▼
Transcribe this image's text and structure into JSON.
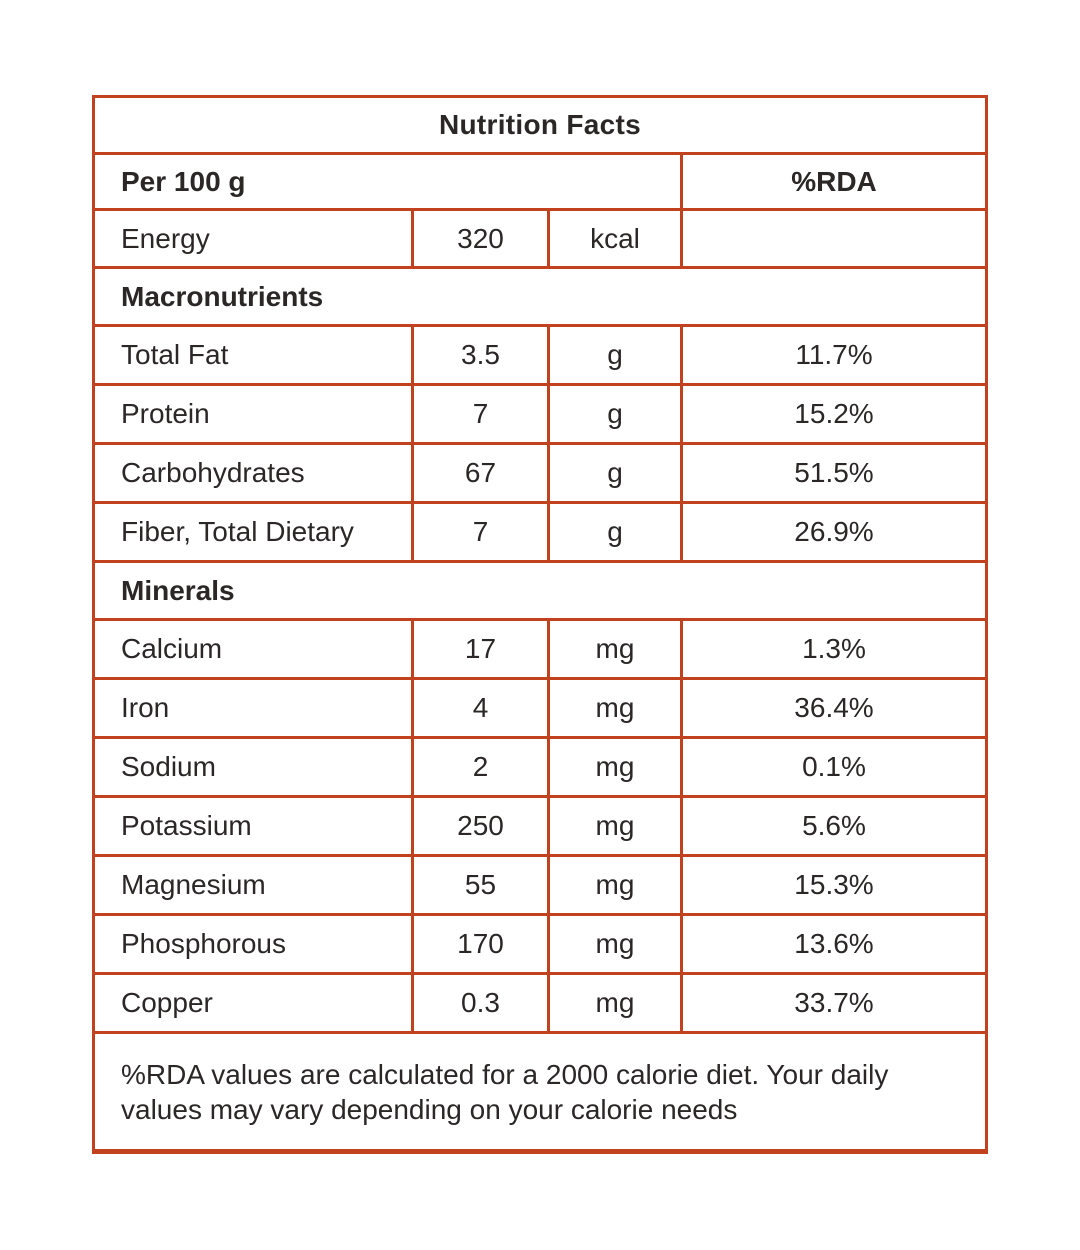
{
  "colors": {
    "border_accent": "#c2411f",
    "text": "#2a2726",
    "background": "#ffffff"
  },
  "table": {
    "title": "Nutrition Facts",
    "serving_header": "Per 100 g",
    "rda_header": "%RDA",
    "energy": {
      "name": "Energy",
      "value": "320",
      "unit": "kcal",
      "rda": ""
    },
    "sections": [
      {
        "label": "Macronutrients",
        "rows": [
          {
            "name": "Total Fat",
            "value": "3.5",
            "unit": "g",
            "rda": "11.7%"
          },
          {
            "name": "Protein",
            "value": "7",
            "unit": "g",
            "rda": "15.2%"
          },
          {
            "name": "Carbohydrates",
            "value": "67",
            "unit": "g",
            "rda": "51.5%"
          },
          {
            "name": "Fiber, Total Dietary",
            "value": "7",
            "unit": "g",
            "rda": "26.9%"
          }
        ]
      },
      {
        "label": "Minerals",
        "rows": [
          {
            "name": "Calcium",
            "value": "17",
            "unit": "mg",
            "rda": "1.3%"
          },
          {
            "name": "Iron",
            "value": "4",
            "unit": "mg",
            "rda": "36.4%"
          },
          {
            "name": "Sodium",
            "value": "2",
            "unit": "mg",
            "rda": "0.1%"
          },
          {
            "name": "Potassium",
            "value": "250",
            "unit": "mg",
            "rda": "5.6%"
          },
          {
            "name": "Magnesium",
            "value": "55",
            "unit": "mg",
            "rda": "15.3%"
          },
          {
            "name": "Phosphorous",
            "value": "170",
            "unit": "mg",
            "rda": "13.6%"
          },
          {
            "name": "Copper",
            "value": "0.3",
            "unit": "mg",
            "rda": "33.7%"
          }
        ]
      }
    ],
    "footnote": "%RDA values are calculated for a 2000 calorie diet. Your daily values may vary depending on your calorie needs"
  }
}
▲
▶ **To do**
For each line in the entries that contains the string "Total", make a copy.

▶ **Solution to the problem**
            "name": "Total Fat",
            "name": "Fiber, Total Dietary",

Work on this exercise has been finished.